*DIRECTIVE*. Copy out the part of the records that opens with the line containing "warning-label: WARNING! [114,237,223,260]" and closes with the line containing "footer-sku: SKU 96298 [100,1333,207,1357]", both of those lines included.

## Begin RAW RECORDS

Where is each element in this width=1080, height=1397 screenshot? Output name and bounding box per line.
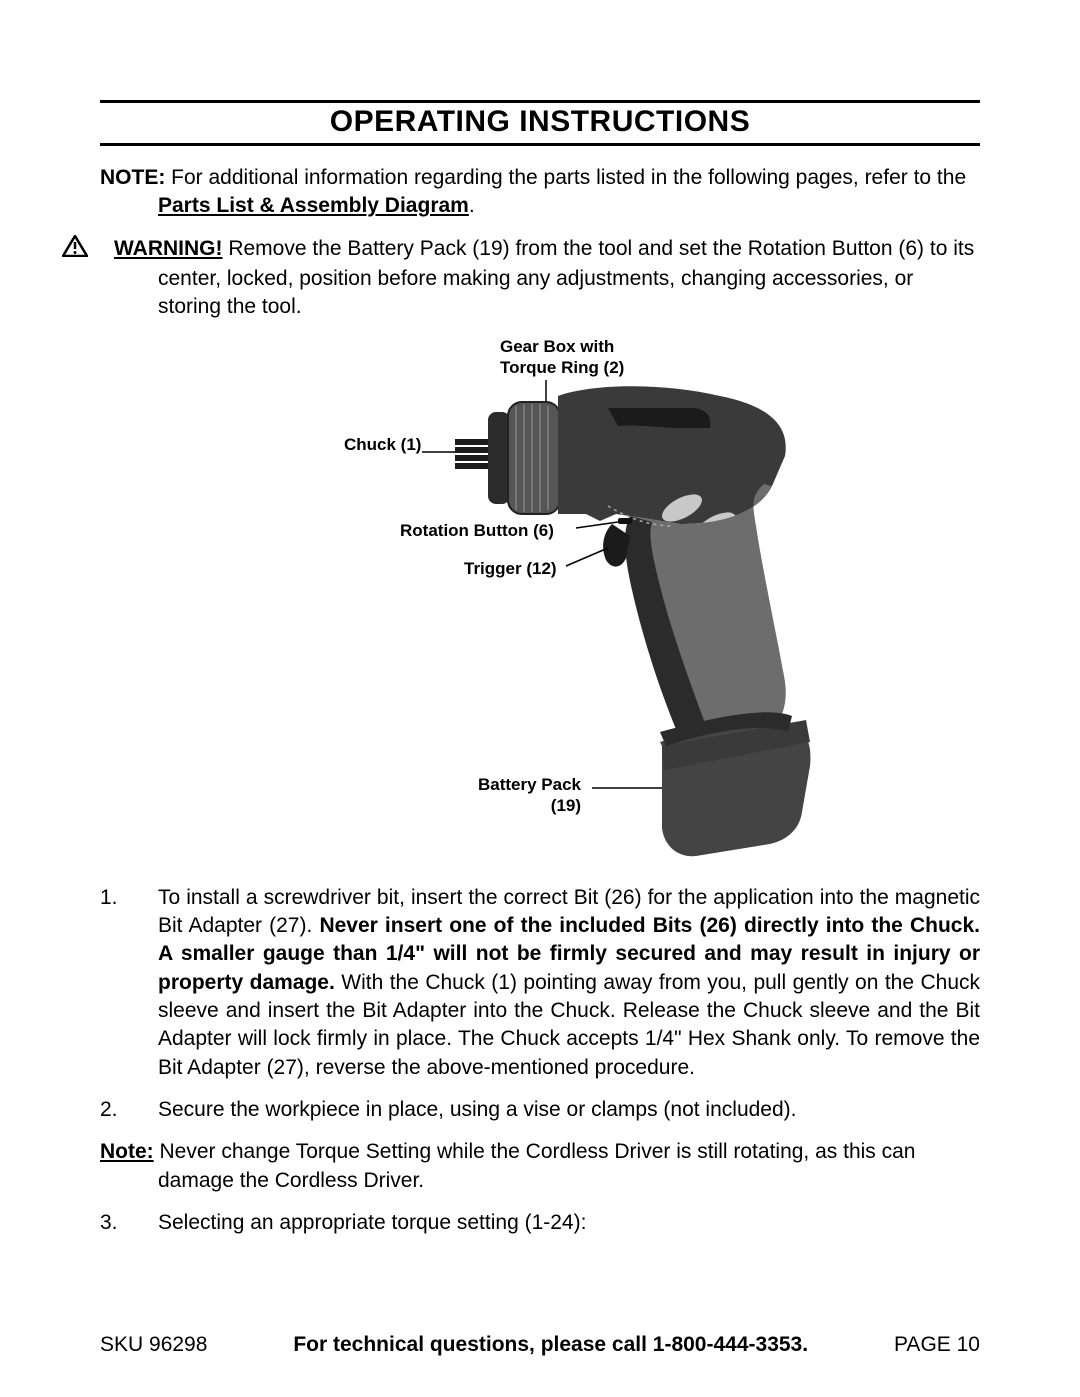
warning-label: WARNING! [114,237,223,260]
page-title: OPERATING INSTRUCTIONS [100,100,980,146]
note2-paragraph: Note: Never change Torque Setting while … [100,1138,980,1195]
drill-diagram: Gear Box withTorque Ring (2) Chuck (1) R… [100,336,980,866]
note-label: NOTE: [100,166,165,189]
step-3-body: Selecting an appropriate torque setting … [158,1209,980,1237]
footer-sku: SKU 96298 [100,1333,207,1357]
note2-label: Note: [100,1140,154,1163]
step-1: 1.To install a screwdriver bit, insert t… [100,884,980,1082]
step-num: 2. [100,1096,158,1124]
step-num: 1. [100,884,158,1082]
drill-illustration [360,346,820,866]
step-3-num: 3. [100,1209,158,1237]
label-chuck: Chuck (1) [344,434,421,455]
parts-list-link: Parts List & Assembly Diagram [158,194,469,217]
note2-text: Never change Torque Setting while the Co… [154,1140,916,1191]
label-rotation: Rotation Button (6) [400,520,554,541]
note-text: For additional information regarding the… [165,166,966,189]
footer-page: PAGE 10 [894,1333,980,1357]
step-3: 3. Selecting an appropriate torque setti… [100,1209,980,1237]
step-segment: Secure the workpiece in place, using a v… [158,1098,797,1121]
page-footer: SKU 96298 For technical questions, pleas… [100,1333,980,1357]
label-battery: Battery Pack(19) [478,774,581,817]
step-body: To install a screwdriver bit, insert the… [158,884,980,1082]
step-2: 2.Secure the workpiece in place, using a… [100,1096,980,1124]
label-gearbox: Gear Box withTorque Ring (2) [500,336,624,379]
warning-text: Remove the Battery Pack (19) from the to… [158,237,974,319]
step-body: Secure the workpiece in place, using a v… [158,1096,980,1124]
note-tail: . [469,194,475,217]
note-paragraph: NOTE: For additional information regardi… [100,164,980,221]
footer-mid: For technical questions, please call 1-8… [293,1333,808,1357]
warning-paragraph: WARNING! Remove the Battery Pack (19) fr… [100,235,980,322]
label-trigger: Trigger (12) [464,558,557,579]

## End RAW RECORDS

*EXERCISE RESPONSE*.
warning-label: WARNING! [114,237,223,260]
page-title: OPERATING INSTRUCTIONS [100,100,980,146]
note2-paragraph: Note: Never change Torque Setting while … [100,1138,980,1195]
drill-diagram: Gear Box withTorque Ring (2) Chuck (1) R… [100,336,980,866]
note-label: NOTE: [100,166,165,189]
step-3-body: Selecting an appropriate torque setting … [158,1209,980,1237]
footer-sku: SKU 96298 [100,1333,207,1357]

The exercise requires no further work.